YOUR TASK> Take each line containing "Oxford" and report it exactly as written.
================================
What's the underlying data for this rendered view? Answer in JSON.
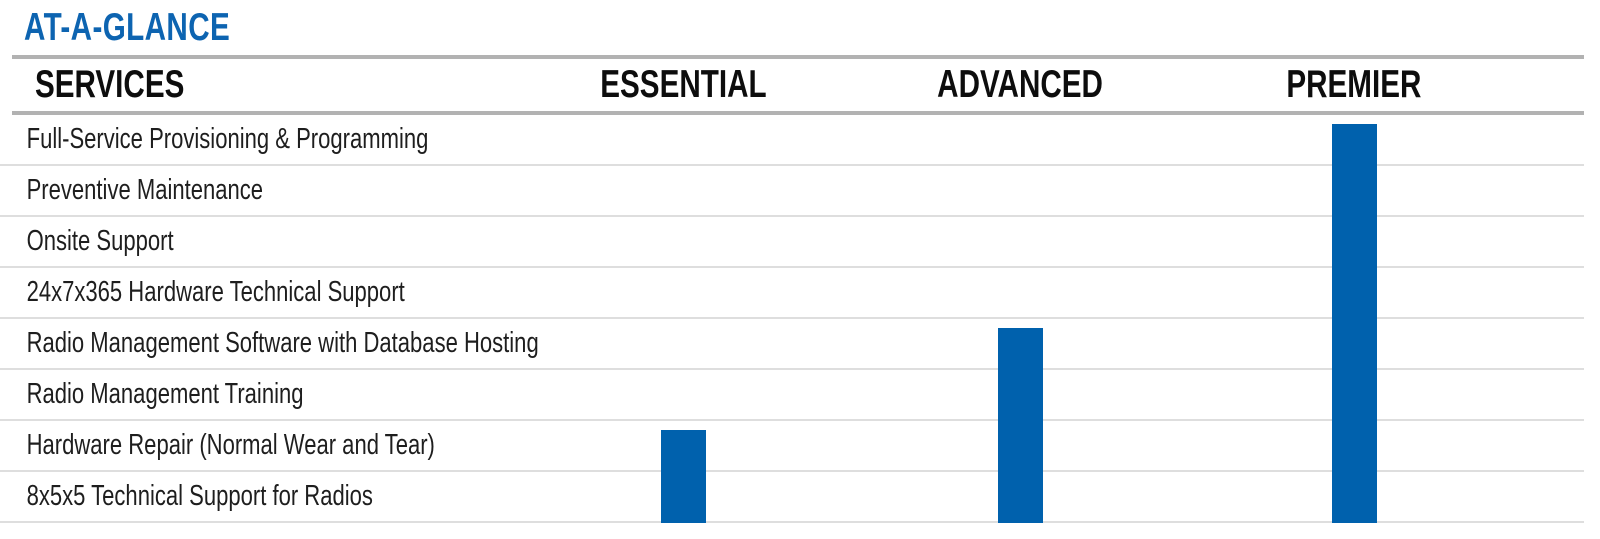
{
  "title": "AT-A-GLANCE",
  "table": {
    "services_header": "SERVICES",
    "tiers": [
      {
        "label": "ESSENTIAL",
        "bar_starts_at_row": 7,
        "first_included_service": "Hardware Repair (Normal Wear and Tear)"
      },
      {
        "label": "ADVANCED",
        "bar_starts_at_row": 5,
        "first_included_service": "Radio Management Software with Database Hosting"
      },
      {
        "label": "PREMIER",
        "bar_starts_at_row": 1,
        "first_included_service": "Full-Service Provisioning & Programming"
      }
    ],
    "services": [
      "Full-Service Provisioning & Programming",
      "Preventive Maintenance",
      "Onsite Support",
      "24x7x365 Hardware Technical Support",
      "Radio Management Software with Database Hosting",
      "Radio Management Training",
      "Hardware Repair (Normal Wear and Tear)",
      "8x5x5 Technical Support for Radios"
    ]
  },
  "colors": {
    "accent_blue": "#0d64b1",
    "bar_blue": "#0061ad",
    "rule_gray": "#b2b2b2",
    "line_gray": "#dedede"
  }
}
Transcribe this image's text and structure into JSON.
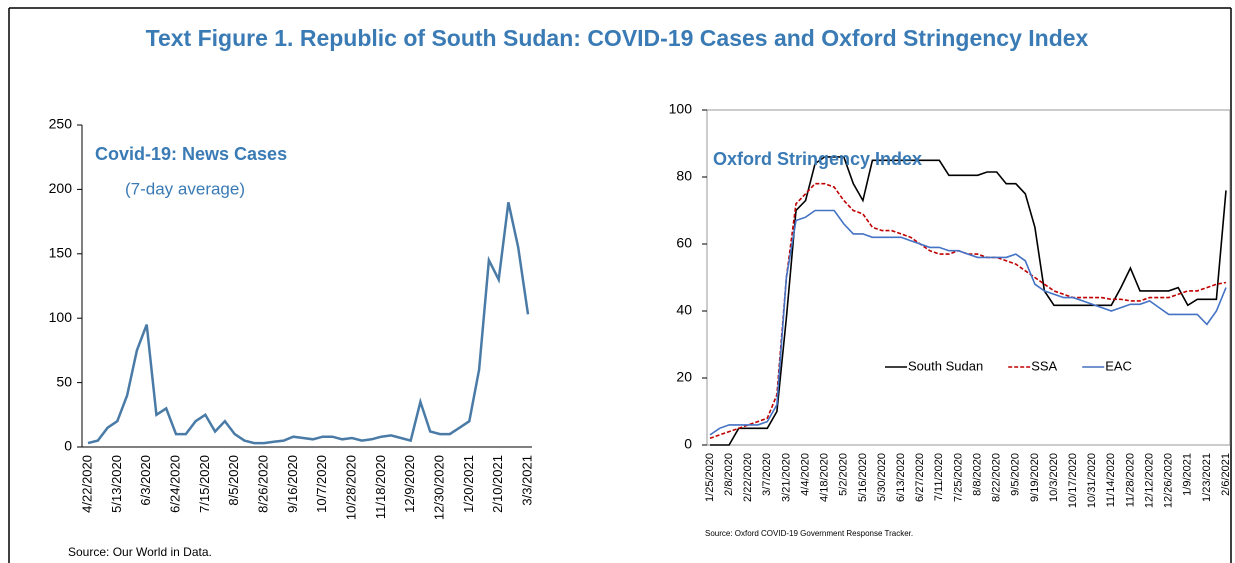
{
  "title": "Text Figure 1. Republic of South Sudan: COVID-19 Cases and Oxford Stringency Index",
  "chart_data": [
    {
      "type": "line",
      "title": "Covid-19: News Cases",
      "subtitle": "(7-day average)",
      "source": "Source: Our World in Data.",
      "categories": [
        "4/22/2020",
        null,
        null,
        "5/13/2020",
        null,
        null,
        "6/3/2020",
        null,
        null,
        "6/24/2020",
        null,
        null,
        "7/15/2020",
        null,
        null,
        "8/5/2020",
        null,
        null,
        "8/26/2020",
        null,
        null,
        "9/16/2020",
        null,
        null,
        "10/7/2020",
        null,
        null,
        "10/28/2020",
        null,
        null,
        "11/18/2020",
        null,
        null,
        "12/9/2020",
        null,
        null,
        "12/30/2020",
        null,
        null,
        "1/20/2021",
        null,
        null,
        "2/10/2021",
        null,
        null,
        "3/3/2021"
      ],
      "series": [
        {
          "name": null,
          "color": "#4a7ba7",
          "dash": false,
          "values": [
            3,
            5,
            15,
            20,
            40,
            75,
            95,
            25,
            30,
            10,
            10,
            20,
            25,
            12,
            20,
            10,
            5,
            3,
            3,
            4,
            5,
            8,
            7,
            6,
            8,
            8,
            6,
            7,
            5,
            6,
            8,
            9,
            7,
            5,
            35,
            12,
            10,
            10,
            15,
            20,
            60,
            145,
            130,
            190,
            155,
            103
          ]
        }
      ],
      "ylim": [
        0,
        250
      ],
      "yticks": [
        0,
        50,
        100,
        150,
        200,
        250
      ],
      "frame": false,
      "legend": null
    },
    {
      "type": "line",
      "title": "Oxford Stringency Index",
      "source": "Source: Oxford COVID-19 Government Response Tracker.",
      "categories": [
        "1/25/2020",
        null,
        "2/8/2020",
        null,
        "2/22/2020",
        null,
        "3/7/2020",
        null,
        "3/21/2020",
        null,
        "4/4/2020",
        null,
        "4/18/2020",
        null,
        "5/2/2020",
        null,
        "5/16/2020",
        null,
        "5/30/2020",
        null,
        "6/13/2020",
        null,
        "6/27/2020",
        null,
        "7/11/2020",
        null,
        "7/25/2020",
        null,
        "8/8/2020",
        null,
        "8/22/2020",
        null,
        "9/5/2020",
        null,
        "9/19/2020",
        null,
        "10/3/2020",
        null,
        "10/17/2020",
        null,
        "10/31/2020",
        null,
        "11/14/2020",
        null,
        "11/28/2020",
        null,
        "12/12/2020",
        null,
        "12/26/2020",
        null,
        "1/9/2021",
        null,
        "1/23/2021",
        null,
        "2/6/2021"
      ],
      "series": [
        {
          "name": "South Sudan",
          "color": "#000000",
          "dash": false,
          "values": [
            0,
            0,
            0,
            5,
            5,
            5,
            5,
            10,
            38,
            70,
            73,
            84,
            86,
            86,
            86,
            78,
            73,
            85,
            85,
            85,
            85,
            85,
            85,
            85,
            85,
            80.5,
            80.5,
            80.5,
            80.5,
            81.5,
            81.5,
            78,
            78,
            75,
            65,
            46,
            41.7,
            41.7,
            41.7,
            41.7,
            41.7,
            41.7,
            41.7,
            47,
            52.8,
            46,
            46,
            46,
            46,
            47,
            41.7,
            43.5,
            43.5,
            43.5,
            76
          ]
        },
        {
          "name": "SSA",
          "color": "#c00000",
          "dash": true,
          "values": [
            2,
            3,
            4,
            5,
            6,
            7,
            8,
            15,
            50,
            72,
            75,
            78,
            78,
            77,
            73,
            70,
            69,
            65,
            64,
            64,
            63,
            62,
            60,
            58,
            57,
            57,
            58,
            57,
            57,
            56,
            56,
            55,
            54,
            52,
            50,
            48,
            46,
            45,
            44,
            44,
            44,
            44,
            43.5,
            43.5,
            43,
            43,
            44,
            44,
            44,
            45,
            46,
            46,
            47,
            48,
            48.5
          ]
        },
        {
          "name": "EAC",
          "color": "#4472c4",
          "dash": false,
          "values": [
            3,
            5,
            6,
            6,
            6,
            6,
            7,
            12,
            50,
            67,
            68,
            70,
            70,
            70,
            66,
            63,
            63,
            62,
            62,
            62,
            62,
            61,
            60,
            59,
            59,
            58,
            58,
            57,
            56,
            56,
            56,
            56,
            57,
            55,
            48,
            46,
            45,
            44,
            44,
            43,
            42,
            41,
            40,
            41,
            42,
            42,
            43,
            41,
            39,
            39,
            39,
            39,
            36,
            40,
            47
          ]
        }
      ],
      "ylim": [
        0,
        100
      ],
      "yticks": [
        0,
        20,
        40,
        60,
        80,
        100
      ],
      "frame": true,
      "legend": "lower center"
    }
  ]
}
================================
EXERCISE ANSWER>
  "title": "Text Figure 1. Republic of South Sudan: COVID-19 Cases and Oxford Stringency Index",
      "title": "Oxford Stringency Index",
      "source": "Source: Oxford COVID-19 Government Response Tracker.",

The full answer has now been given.